__Short task__
Count every line below in which "JSON" occurs, then give only the count.
[START Information supplied]
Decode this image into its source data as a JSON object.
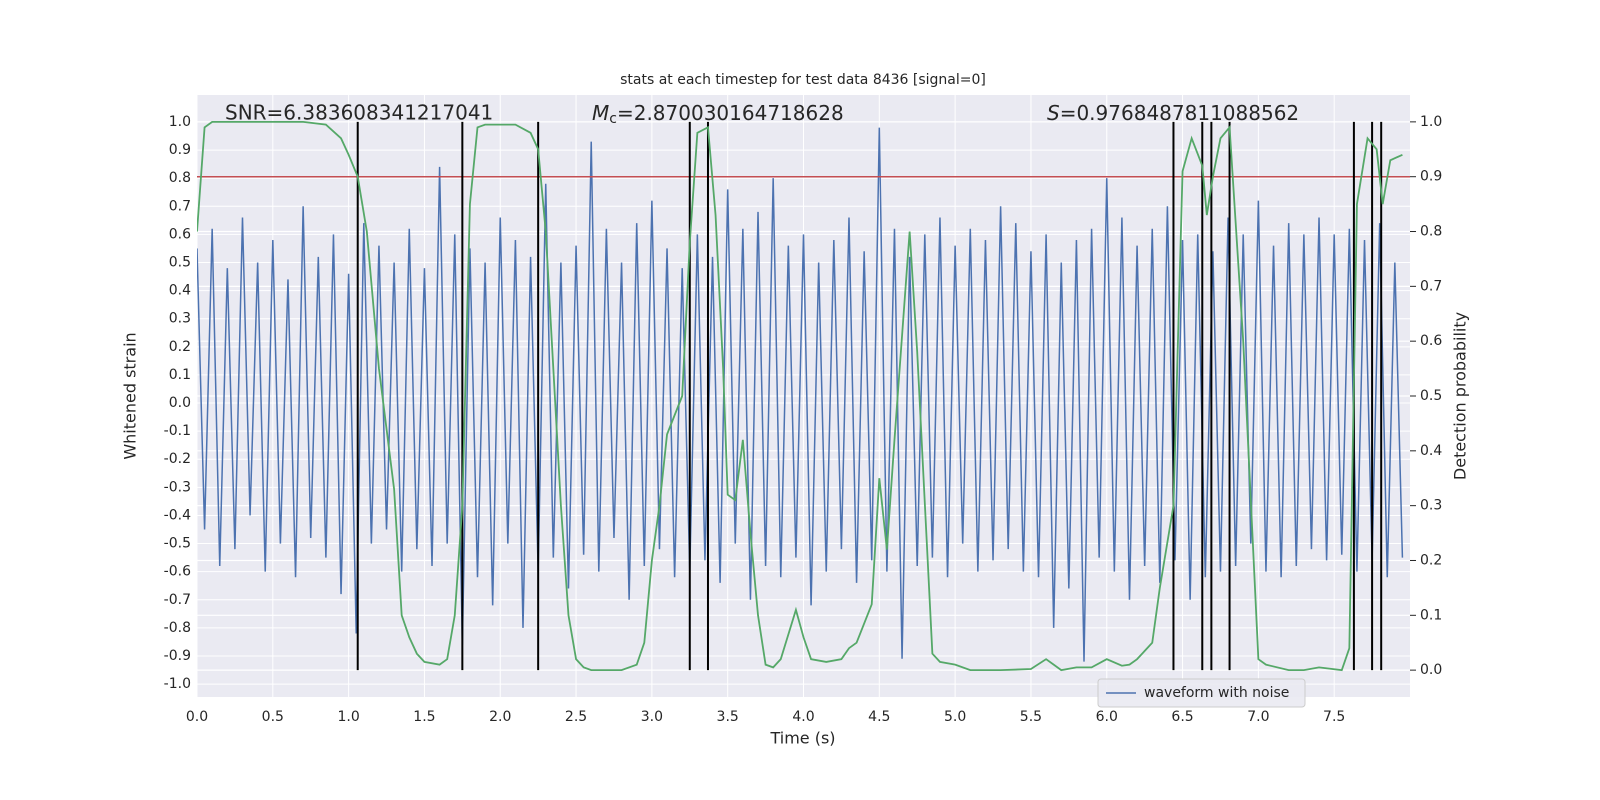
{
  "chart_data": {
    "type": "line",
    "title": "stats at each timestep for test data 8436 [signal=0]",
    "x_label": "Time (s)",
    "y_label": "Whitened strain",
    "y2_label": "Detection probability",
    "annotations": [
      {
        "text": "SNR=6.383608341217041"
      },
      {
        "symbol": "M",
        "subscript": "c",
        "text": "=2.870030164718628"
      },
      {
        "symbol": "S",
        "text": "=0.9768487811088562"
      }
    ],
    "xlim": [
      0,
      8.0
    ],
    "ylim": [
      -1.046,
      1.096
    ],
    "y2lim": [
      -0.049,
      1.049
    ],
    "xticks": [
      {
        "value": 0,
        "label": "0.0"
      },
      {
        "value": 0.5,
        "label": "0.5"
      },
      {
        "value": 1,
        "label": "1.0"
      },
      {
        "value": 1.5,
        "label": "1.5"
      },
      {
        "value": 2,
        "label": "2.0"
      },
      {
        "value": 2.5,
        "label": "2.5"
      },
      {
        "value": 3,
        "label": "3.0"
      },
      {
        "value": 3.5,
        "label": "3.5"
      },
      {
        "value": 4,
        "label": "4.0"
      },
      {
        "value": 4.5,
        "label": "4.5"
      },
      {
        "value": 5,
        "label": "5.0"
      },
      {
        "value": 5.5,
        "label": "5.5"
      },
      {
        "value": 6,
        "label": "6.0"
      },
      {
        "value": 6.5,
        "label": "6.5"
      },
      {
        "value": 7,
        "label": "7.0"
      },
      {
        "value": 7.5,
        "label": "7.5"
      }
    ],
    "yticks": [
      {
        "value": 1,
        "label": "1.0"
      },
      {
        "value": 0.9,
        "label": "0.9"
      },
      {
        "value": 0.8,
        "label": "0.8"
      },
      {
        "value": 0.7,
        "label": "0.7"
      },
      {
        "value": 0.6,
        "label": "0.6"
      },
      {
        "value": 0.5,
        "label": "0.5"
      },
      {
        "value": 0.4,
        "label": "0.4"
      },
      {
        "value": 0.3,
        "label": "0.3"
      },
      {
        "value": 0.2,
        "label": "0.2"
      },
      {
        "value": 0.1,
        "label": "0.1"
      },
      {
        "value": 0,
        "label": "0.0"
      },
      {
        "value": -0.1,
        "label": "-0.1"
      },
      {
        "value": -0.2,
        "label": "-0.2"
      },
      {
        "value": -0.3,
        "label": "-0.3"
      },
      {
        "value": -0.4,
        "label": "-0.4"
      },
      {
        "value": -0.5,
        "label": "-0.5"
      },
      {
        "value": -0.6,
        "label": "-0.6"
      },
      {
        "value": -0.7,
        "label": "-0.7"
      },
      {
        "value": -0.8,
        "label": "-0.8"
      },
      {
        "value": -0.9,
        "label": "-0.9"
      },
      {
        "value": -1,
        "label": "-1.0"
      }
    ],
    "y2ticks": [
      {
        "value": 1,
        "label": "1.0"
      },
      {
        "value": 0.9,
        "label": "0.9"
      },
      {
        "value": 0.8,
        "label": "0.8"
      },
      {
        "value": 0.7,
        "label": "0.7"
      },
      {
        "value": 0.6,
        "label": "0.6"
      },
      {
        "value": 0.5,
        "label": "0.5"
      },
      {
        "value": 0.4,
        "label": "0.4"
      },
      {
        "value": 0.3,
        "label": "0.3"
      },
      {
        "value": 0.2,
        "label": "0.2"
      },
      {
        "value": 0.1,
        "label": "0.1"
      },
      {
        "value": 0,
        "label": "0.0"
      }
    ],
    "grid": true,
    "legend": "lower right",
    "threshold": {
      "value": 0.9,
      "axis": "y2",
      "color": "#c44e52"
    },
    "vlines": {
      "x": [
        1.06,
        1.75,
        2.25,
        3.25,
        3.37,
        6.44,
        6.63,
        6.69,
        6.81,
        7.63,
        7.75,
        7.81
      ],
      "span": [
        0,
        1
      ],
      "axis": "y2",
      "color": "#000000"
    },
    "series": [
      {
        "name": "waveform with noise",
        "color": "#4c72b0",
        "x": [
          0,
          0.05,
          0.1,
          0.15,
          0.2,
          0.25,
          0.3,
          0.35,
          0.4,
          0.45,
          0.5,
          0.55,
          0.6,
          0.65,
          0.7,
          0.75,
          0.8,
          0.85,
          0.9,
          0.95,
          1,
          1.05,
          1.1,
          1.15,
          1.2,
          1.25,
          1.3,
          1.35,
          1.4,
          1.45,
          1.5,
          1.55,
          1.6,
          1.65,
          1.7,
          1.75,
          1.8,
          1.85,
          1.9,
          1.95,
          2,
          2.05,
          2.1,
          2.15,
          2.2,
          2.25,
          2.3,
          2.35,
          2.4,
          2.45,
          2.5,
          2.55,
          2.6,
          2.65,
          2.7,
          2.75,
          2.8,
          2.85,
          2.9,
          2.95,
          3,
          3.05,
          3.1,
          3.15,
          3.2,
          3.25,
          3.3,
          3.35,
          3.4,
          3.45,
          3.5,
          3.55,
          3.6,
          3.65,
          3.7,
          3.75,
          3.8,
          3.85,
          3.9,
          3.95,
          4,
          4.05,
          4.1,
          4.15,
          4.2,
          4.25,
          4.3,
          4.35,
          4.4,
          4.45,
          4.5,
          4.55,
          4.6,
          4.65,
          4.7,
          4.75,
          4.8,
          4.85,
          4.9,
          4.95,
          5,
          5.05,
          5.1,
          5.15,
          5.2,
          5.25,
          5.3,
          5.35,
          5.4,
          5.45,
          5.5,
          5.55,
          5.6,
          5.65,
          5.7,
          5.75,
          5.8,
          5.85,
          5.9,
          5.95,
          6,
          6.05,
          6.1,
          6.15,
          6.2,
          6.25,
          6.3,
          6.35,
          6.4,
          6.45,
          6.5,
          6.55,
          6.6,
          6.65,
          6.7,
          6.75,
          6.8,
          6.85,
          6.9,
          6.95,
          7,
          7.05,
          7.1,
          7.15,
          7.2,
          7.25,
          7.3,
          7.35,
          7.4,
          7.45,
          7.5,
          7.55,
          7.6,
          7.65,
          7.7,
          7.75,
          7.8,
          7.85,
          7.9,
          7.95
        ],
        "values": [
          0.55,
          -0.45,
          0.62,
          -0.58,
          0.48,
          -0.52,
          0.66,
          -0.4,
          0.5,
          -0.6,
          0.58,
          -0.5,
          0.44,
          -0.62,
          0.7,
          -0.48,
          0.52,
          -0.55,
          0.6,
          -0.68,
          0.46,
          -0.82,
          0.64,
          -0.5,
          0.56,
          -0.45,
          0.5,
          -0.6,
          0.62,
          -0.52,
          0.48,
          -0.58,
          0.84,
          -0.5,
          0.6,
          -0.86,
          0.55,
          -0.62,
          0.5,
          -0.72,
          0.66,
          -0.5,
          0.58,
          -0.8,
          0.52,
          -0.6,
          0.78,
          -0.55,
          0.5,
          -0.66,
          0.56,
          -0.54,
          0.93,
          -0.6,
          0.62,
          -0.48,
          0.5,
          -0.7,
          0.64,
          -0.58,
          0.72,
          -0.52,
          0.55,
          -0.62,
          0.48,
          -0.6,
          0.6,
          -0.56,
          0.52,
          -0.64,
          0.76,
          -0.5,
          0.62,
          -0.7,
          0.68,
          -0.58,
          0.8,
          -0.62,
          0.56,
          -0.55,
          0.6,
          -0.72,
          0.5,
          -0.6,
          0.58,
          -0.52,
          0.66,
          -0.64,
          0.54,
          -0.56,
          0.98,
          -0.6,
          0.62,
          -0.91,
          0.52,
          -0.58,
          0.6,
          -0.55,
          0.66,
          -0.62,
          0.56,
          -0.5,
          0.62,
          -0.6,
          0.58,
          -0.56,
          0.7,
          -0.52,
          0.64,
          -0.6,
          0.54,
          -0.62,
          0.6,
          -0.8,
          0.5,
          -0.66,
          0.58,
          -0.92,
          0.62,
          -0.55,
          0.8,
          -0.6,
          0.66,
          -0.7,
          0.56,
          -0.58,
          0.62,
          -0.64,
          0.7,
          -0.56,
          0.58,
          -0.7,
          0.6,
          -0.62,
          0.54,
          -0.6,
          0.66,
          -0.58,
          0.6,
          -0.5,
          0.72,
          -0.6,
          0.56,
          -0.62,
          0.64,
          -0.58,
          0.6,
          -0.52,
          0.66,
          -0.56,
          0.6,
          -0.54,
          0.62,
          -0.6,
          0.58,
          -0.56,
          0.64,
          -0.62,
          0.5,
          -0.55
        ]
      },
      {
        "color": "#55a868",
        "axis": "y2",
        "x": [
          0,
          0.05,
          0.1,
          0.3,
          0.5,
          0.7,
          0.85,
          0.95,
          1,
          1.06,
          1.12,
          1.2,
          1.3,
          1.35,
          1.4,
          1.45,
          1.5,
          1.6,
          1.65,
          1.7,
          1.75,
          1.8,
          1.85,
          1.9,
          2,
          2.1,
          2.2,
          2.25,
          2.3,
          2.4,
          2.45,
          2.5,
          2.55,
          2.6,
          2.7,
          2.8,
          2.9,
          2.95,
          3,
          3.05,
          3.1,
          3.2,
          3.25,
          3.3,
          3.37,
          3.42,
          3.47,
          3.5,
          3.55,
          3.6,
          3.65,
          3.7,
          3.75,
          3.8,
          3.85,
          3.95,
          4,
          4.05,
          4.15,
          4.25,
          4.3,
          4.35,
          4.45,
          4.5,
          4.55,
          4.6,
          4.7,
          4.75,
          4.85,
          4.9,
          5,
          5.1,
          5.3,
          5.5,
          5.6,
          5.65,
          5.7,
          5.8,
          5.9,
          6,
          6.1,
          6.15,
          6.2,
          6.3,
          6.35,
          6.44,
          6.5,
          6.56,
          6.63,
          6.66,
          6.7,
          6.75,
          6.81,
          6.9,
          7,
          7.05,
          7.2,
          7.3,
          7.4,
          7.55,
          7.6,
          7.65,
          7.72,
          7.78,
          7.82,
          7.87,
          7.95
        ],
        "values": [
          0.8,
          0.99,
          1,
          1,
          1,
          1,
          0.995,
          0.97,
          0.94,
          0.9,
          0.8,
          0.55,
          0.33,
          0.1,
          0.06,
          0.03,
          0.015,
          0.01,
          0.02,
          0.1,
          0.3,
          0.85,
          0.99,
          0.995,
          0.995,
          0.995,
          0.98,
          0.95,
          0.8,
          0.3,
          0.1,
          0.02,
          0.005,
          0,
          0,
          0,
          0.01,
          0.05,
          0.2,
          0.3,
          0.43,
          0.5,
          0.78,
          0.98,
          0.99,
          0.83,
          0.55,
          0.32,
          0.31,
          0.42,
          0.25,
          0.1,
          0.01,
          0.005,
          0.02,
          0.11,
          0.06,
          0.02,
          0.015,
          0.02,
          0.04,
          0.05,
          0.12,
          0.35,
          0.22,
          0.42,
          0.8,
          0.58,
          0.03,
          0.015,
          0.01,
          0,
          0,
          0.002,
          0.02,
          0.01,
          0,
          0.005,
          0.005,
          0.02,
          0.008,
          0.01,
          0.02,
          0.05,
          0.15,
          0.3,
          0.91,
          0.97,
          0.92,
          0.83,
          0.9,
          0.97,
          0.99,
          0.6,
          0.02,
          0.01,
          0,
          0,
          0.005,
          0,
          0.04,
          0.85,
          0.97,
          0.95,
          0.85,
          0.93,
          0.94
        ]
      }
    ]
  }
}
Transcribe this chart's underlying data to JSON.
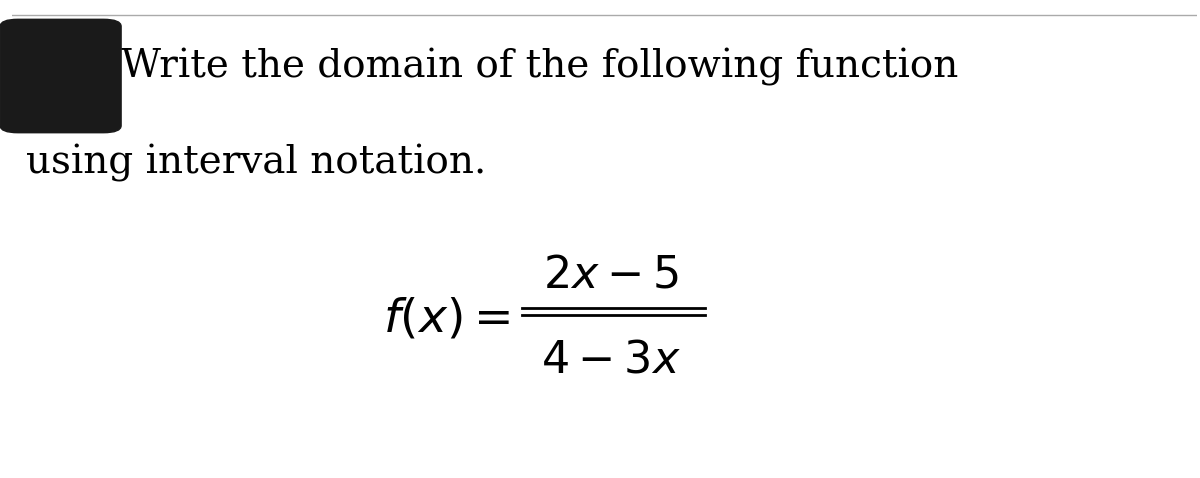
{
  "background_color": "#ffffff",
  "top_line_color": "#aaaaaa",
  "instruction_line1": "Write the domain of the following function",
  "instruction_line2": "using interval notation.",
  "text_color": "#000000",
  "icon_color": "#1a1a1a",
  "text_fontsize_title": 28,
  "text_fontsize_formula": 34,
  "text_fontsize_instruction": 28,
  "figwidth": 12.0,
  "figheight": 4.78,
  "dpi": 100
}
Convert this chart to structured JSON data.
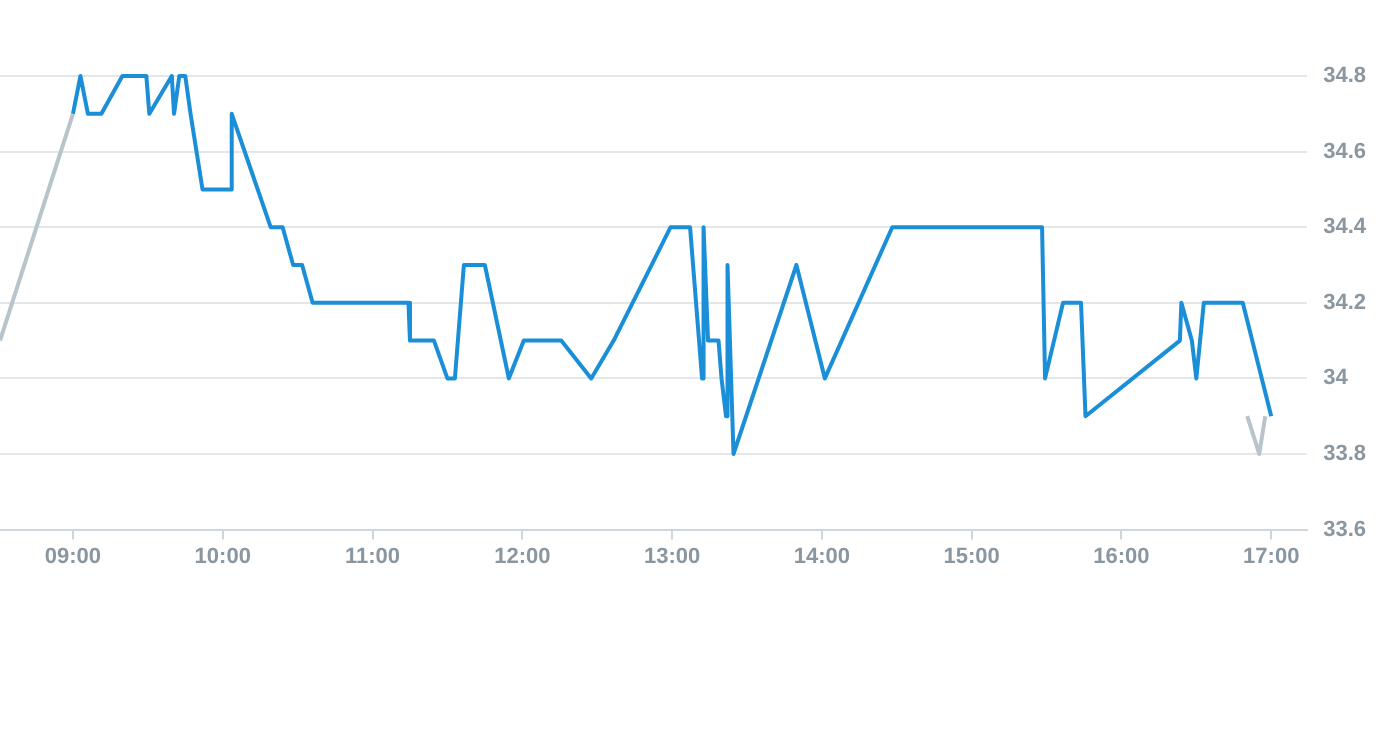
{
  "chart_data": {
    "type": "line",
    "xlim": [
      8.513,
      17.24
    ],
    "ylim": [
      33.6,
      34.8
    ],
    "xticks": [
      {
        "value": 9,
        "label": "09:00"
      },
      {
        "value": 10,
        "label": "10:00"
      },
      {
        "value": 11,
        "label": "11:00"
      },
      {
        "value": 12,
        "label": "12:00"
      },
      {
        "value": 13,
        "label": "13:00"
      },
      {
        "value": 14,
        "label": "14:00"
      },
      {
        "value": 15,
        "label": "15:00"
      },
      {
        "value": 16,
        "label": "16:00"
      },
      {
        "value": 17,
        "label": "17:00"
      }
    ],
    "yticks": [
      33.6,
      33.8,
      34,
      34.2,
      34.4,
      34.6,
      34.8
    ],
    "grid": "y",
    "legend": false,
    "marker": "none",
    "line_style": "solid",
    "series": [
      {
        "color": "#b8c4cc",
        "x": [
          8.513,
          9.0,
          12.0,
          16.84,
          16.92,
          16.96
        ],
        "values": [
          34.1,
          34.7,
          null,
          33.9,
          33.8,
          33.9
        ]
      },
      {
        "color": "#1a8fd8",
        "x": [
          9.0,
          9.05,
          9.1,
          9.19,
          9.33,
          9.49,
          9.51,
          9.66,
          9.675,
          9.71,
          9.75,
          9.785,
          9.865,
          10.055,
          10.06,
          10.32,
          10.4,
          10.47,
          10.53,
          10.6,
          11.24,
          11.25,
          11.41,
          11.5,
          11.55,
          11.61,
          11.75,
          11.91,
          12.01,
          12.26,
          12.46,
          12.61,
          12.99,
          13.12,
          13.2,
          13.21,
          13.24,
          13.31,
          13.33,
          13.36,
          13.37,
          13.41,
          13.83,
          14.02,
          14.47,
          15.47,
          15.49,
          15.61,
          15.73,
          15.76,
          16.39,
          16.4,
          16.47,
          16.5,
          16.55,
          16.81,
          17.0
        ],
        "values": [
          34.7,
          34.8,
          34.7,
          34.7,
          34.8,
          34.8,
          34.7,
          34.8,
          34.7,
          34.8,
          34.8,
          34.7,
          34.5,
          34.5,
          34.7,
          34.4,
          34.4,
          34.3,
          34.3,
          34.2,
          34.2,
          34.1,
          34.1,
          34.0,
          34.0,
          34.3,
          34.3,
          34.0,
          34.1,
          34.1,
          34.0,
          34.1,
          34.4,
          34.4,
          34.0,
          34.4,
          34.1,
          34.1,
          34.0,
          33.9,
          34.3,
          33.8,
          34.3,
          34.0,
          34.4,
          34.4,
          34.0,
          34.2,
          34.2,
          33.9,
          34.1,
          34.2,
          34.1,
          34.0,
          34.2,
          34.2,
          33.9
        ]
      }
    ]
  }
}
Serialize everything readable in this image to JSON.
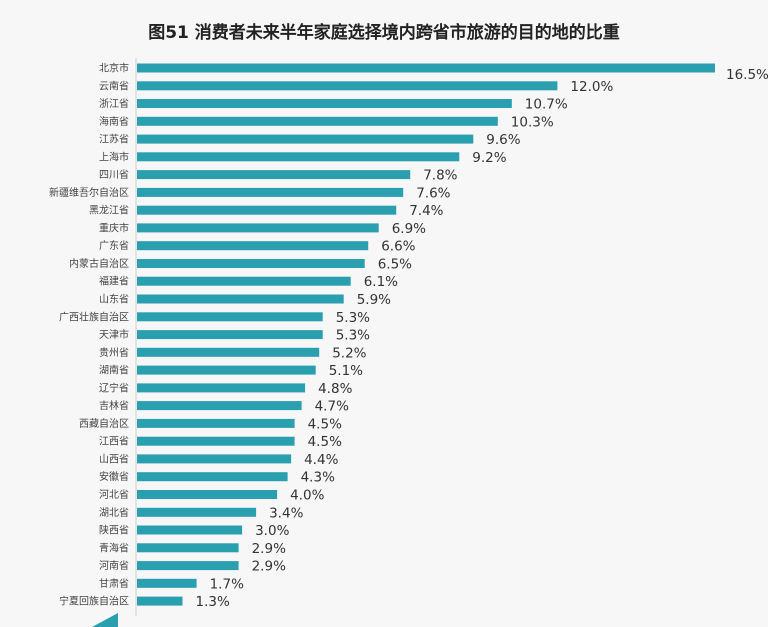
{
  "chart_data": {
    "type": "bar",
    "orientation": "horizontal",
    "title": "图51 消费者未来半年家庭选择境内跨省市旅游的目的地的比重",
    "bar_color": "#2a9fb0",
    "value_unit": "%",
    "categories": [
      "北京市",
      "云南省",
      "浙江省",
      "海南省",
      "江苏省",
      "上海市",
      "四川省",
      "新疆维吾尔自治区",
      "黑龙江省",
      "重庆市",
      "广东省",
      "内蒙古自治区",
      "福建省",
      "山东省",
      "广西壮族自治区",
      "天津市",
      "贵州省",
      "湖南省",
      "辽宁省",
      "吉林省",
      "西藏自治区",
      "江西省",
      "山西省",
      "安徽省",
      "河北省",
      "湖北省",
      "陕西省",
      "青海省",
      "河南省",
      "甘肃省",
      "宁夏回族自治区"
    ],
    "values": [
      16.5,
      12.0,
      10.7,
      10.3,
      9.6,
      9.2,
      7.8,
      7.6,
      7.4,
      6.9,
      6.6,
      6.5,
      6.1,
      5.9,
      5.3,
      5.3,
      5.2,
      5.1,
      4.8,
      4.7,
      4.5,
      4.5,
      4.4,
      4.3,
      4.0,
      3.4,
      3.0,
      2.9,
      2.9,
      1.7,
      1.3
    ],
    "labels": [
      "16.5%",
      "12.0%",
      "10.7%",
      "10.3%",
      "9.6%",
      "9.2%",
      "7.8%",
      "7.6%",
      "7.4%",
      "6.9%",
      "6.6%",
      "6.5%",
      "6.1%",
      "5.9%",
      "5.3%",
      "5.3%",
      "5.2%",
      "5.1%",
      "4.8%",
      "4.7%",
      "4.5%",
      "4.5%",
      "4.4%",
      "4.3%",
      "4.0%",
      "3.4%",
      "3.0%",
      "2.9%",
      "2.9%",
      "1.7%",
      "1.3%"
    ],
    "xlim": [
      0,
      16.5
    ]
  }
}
[END Information supplied]
__Exercise output__
4